(Entries from a dataset)

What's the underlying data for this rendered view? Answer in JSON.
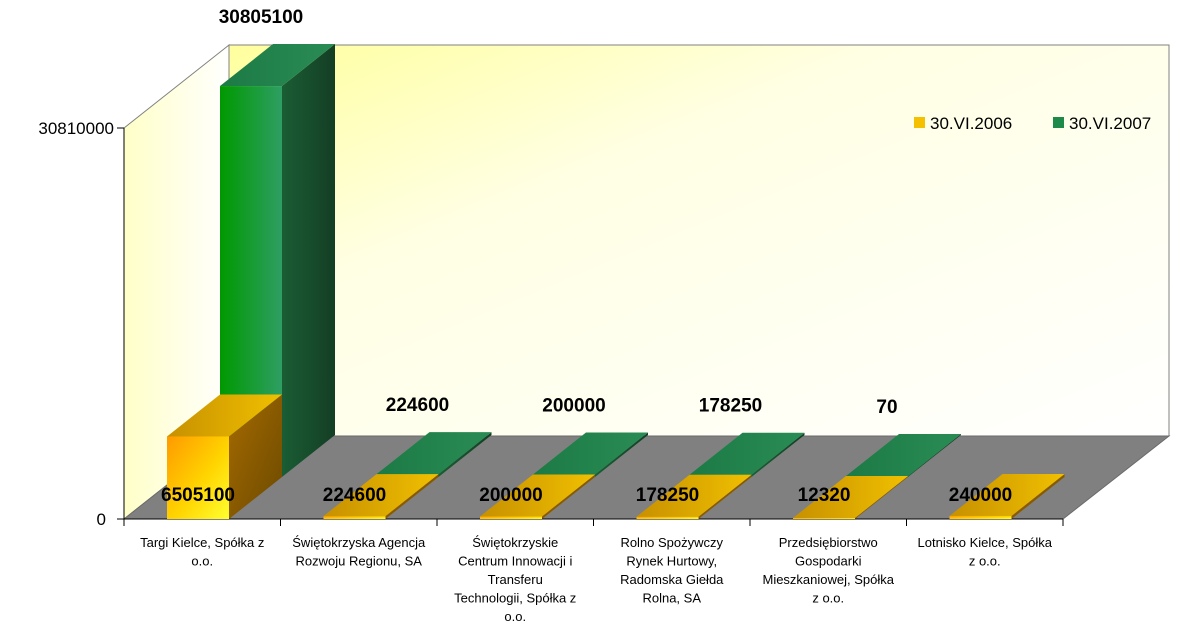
{
  "chart_data": {
    "type": "bar",
    "categories": [
      "Targi Kielce, Spółka z o.o.",
      "Świętokrzyska Agencja Rozwoju Regionu, SA",
      "Świętokrzyskie Centrum Innowacji i Transferu Technologii, Spółka z o.o.",
      "Rolno Spożywczy Rynek Hurtowy, Radomska Giełda Rolna, SA",
      "Przedsiębiorstwo Gospodarki Mieszkaniowej, Spółka z o.o.",
      "Lotnisko Kielce, Spółka z o.o."
    ],
    "category_lines": [
      [
        "Targi Kielce, Spółka z",
        "o.o."
      ],
      [
        "Świętokrzyska Agencja",
        "Rozwoju Regionu, SA"
      ],
      [
        "Świętokrzyskie",
        "Centrum Innowacji i",
        "Transferu",
        "Technologii, Spółka z",
        "o.o."
      ],
      [
        "Rolno Spożywczy",
        "Rynek Hurtowy,",
        "Radomska Giełda",
        "Rolna, SA"
      ],
      [
        "Przedsiębiorstwo",
        "Gospodarki",
        "Mieszkaniowej, Spółka",
        "z o.o."
      ],
      [
        "Lotnisko Kielce, Spółka",
        "z o.o."
      ]
    ],
    "series": [
      {
        "name": "30.VI.2006",
        "values": [
          6505100,
          224600,
          200000,
          178250,
          12320,
          240000
        ],
        "labels": [
          "6505100",
          "224600",
          "200000",
          "178250",
          "12320",
          "240000"
        ],
        "color": "#F5C000"
      },
      {
        "name": "30.VI.2007",
        "values": [
          30805100,
          224600,
          200000,
          178250,
          70,
          null
        ],
        "labels": [
          "30805100",
          "224600",
          "200000",
          "178250",
          "70",
          ""
        ],
        "color": "#1E8A4A"
      }
    ],
    "yticks": [
      "30810000",
      "0"
    ],
    "ylim": [
      0,
      30810000
    ],
    "legend_position": "right",
    "grid": false,
    "style": "3d-clustered-column"
  }
}
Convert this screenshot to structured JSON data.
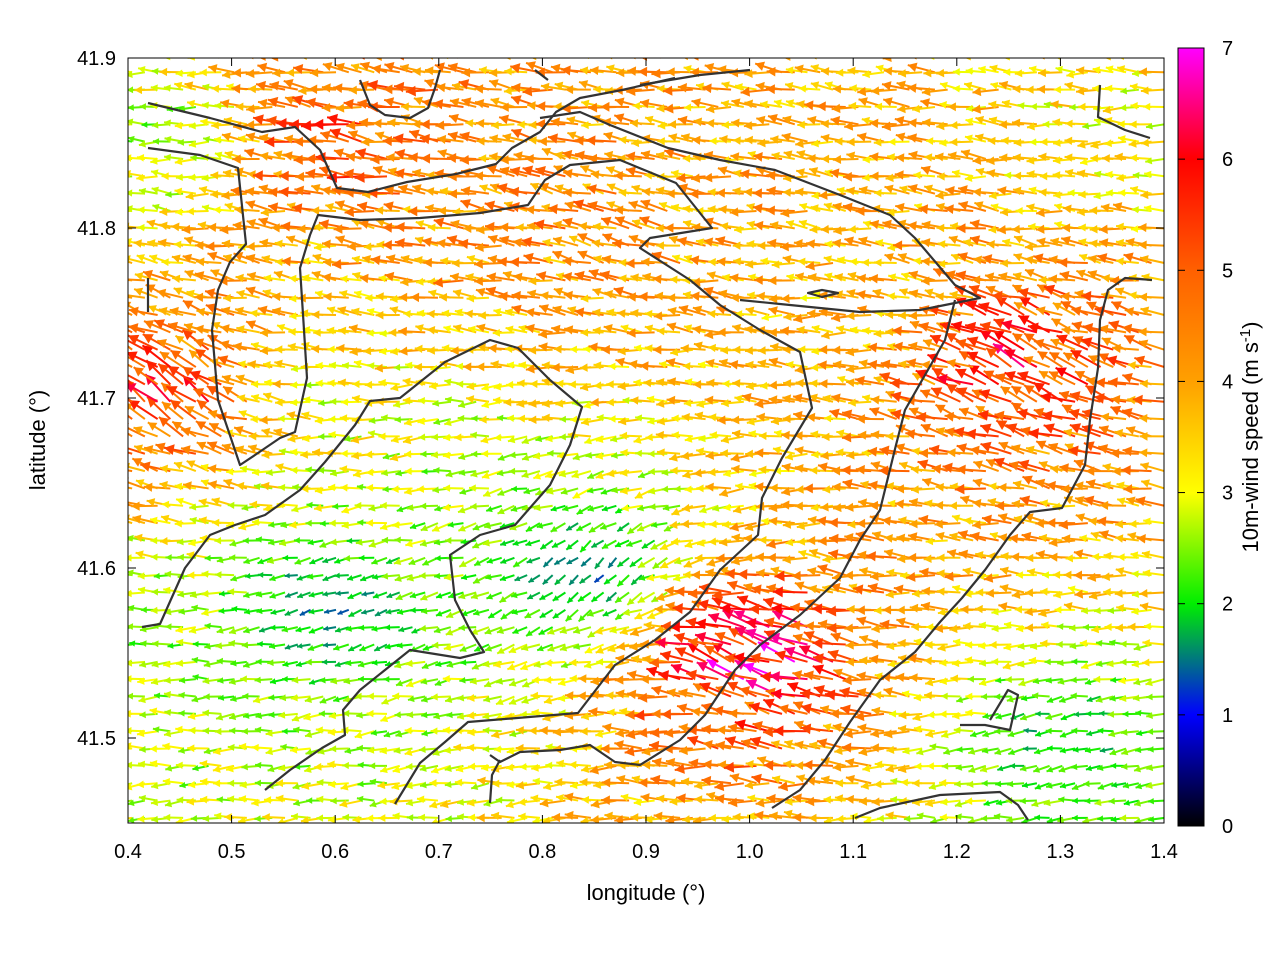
{
  "chart_data": {
    "type": "vector-field",
    "xlabel": "longitude (°)",
    "ylabel": "latitude (°)",
    "xlim": [
      0.4,
      1.4
    ],
    "ylim": [
      41.45,
      41.9
    ],
    "xticks": [
      "0.4",
      "0.5",
      "0.6",
      "0.7",
      "0.8",
      "0.9",
      "1.0",
      "1.1",
      "1.2",
      "1.3",
      "1.4"
    ],
    "yticks": [
      "41.5",
      "41.6",
      "41.7",
      "41.8",
      "41.9"
    ],
    "colorbar": {
      "label": "10m-wind speed (m s-1)",
      "label_main": "10m-wind speed (m s",
      "label_sup": "-1",
      "label_end": ")",
      "range": [
        0,
        7
      ],
      "ticks": [
        "0",
        "1",
        "2",
        "3",
        "4",
        "5",
        "6",
        "7"
      ],
      "stops": [
        {
          "value": 0,
          "color": "#000000"
        },
        {
          "value": 1,
          "color": "#0000ff"
        },
        {
          "value": 2,
          "color": "#00ee00"
        },
        {
          "value": 3,
          "color": "#ffff00"
        },
        {
          "value": 4,
          "color": "#ffa000"
        },
        {
          "value": 5,
          "color": "#ff6000"
        },
        {
          "value": 6,
          "color": "#ff0000"
        },
        {
          "value": 7,
          "color": "#ff00ff"
        }
      ]
    },
    "wind_field_sample": [
      {
        "lon": 0.45,
        "lat": 41.85,
        "speed": 2.2,
        "dir_deg": 180
      },
      {
        "lon": 0.45,
        "lat": 41.7,
        "speed": 5.8,
        "dir_deg": 135
      },
      {
        "lon": 0.45,
        "lat": 41.55,
        "speed": 2.5,
        "dir_deg": 180
      },
      {
        "lon": 0.6,
        "lat": 41.85,
        "speed": 5.5,
        "dir_deg": 170
      },
      {
        "lon": 0.6,
        "lat": 41.7,
        "speed": 2.8,
        "dir_deg": 180
      },
      {
        "lon": 0.6,
        "lat": 41.58,
        "speed": 1.3,
        "dir_deg": 200
      },
      {
        "lon": 0.75,
        "lat": 41.78,
        "speed": 4.2,
        "dir_deg": 175
      },
      {
        "lon": 0.75,
        "lat": 41.65,
        "speed": 2.5,
        "dir_deg": 190
      },
      {
        "lon": 0.85,
        "lat": 41.6,
        "speed": 1.0,
        "dir_deg": 230
      },
      {
        "lon": 0.85,
        "lat": 41.8,
        "speed": 4.5,
        "dir_deg": 160
      },
      {
        "lon": 1.0,
        "lat": 41.85,
        "speed": 4.0,
        "dir_deg": 175
      },
      {
        "lon": 1.0,
        "lat": 41.55,
        "speed": 6.8,
        "dir_deg": 155
      },
      {
        "lon": 1.1,
        "lat": 41.75,
        "speed": 3.5,
        "dir_deg": 180
      },
      {
        "lon": 1.25,
        "lat": 41.72,
        "speed": 5.8,
        "dir_deg": 150
      },
      {
        "lon": 1.3,
        "lat": 41.5,
        "speed": 1.8,
        "dir_deg": 190
      },
      {
        "lon": 1.35,
        "lat": 41.85,
        "speed": 3.0,
        "dir_deg": 180
      }
    ]
  }
}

_SHORT EXERCISE_:
Where a line in the entries holds the word "Świętokrzyska", copy that line.

_ANSWER TO THIS TASK_:
      "Świętokrzyska Agencja Rozwoju Regionu, SA",
        "Świętokrzyska Agencja",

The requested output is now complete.